EXTRAIT CHOISI |
========================================

Moi je choisirais leur fille (Kari), parce que c’est la transmission, et puis je viens d’avoir une fille donc. (rires) Mais voilà c’est un peu la transmission, c’est l’espoir que nos enfants vont perpétuer ce qu’on a fait etc….
- On a aussi un système de dialogues avec des conversations avec énormément de choix avec plusieurs centaines de possibilités. A la fin de la journée on discute entre membres de la famille et on a remarqué qu’il y a quelques dialogues qu’on subit. On a parfois des choix, la possibilité de répondre, et ça a une incidence, mais pourquoi avoir mis autant de dialogues qu’on « subit » ?
En fait ça fait partie du level design, nous on n’a pas de niveau dans notre jeu, c’est un jeu semi-ouvert avec une partie scénaristique, ce n’est pas non plus un jeu complètement bac à sable, on voulu toujours avoir une trame scénaristique qui nous donnait un petit fil rouge pour aller jusqu’à la fin du jeu et donc forcément en fait les dialogues que tu subis c’est un peu les niveaux, les embûches dans des niveaux dans un jeu de course par exemple, ce serait les caisses et les pièges qui sont posés, donc voilà ces dialogues-là c’est un peu des sortes d’embûches. Après t’as pas mal de dialogues avec des choix, où tu peux vraiment pour le coup orienter vers quoi tu veux aller. Et surtout il y a une grosse composante aléatoire dans ces dialogues, notamment avec les personnages que tu vas recruter, dans quel ordre etc, ça donne aussi un petit côté rejouable, de pas toujours avoir la même aventure à chaque fois que tu rejoues au jeu.
- Vous m’avez parlé d’un système de combat, contrairement à Dead in Bermuda. Au début, on s’est dit que c’était peut-être juste un petit bonus mais là vous m’avez dit que c’était quelque chose que vous pensiez déjà à mettre dans le premier opus, est-ce que vous pouvez nous en dire plus sur ces mécaniques ?

========================================

DONNÉES FOURNIES |

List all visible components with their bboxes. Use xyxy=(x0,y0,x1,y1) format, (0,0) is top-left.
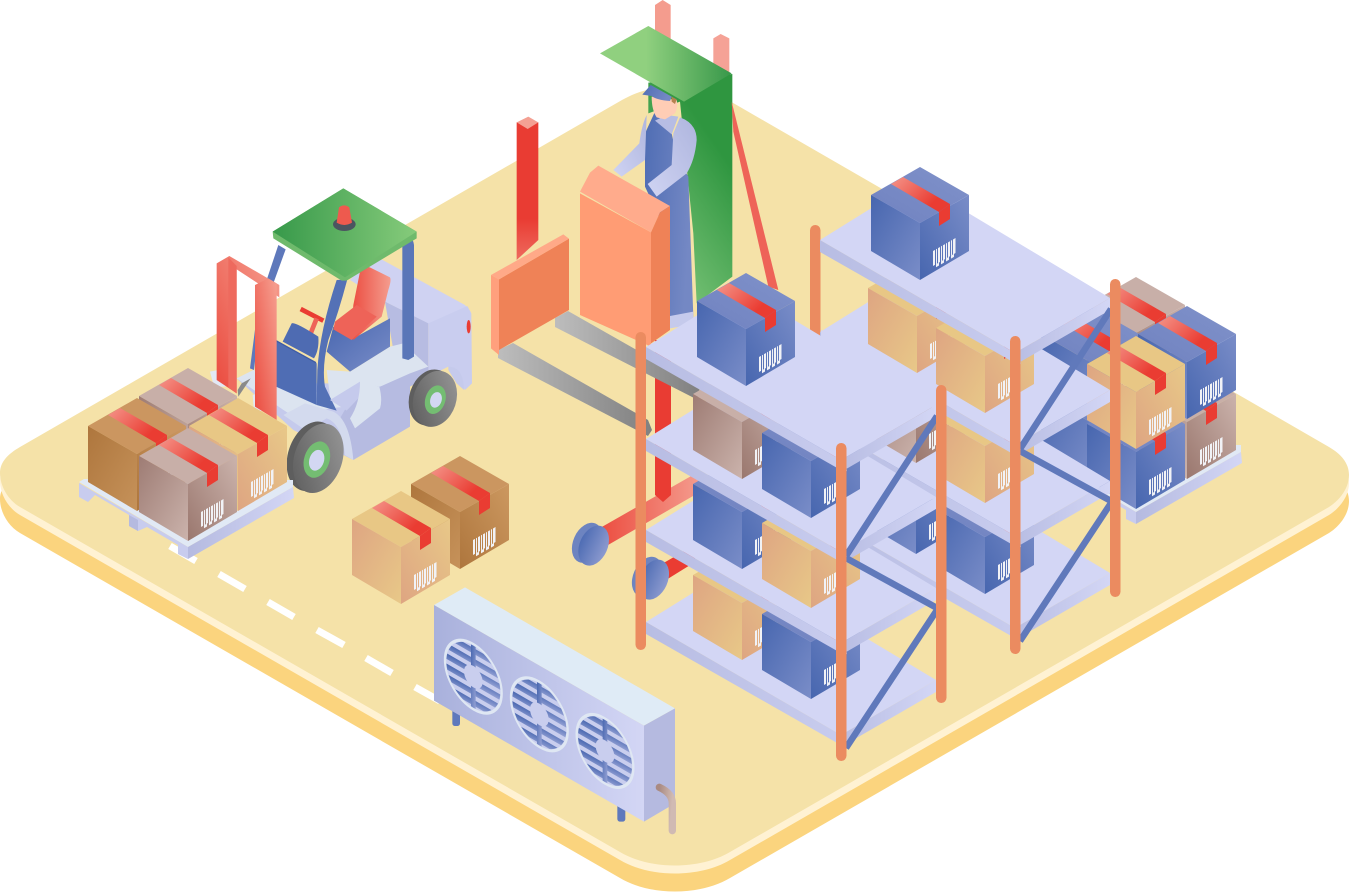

========================================

CONSIGNE DE L'EXERCICE |
D'après l'extrait choisi, à quoi les dialogues que le joueur subit correspondent-ils dans un jeu de course ?

CORRIGÉ COMPLET |
Ils correspondent aux caisses et aux pièges posés dans les niveaux, c'est-à-dire à des sortes d'embûches.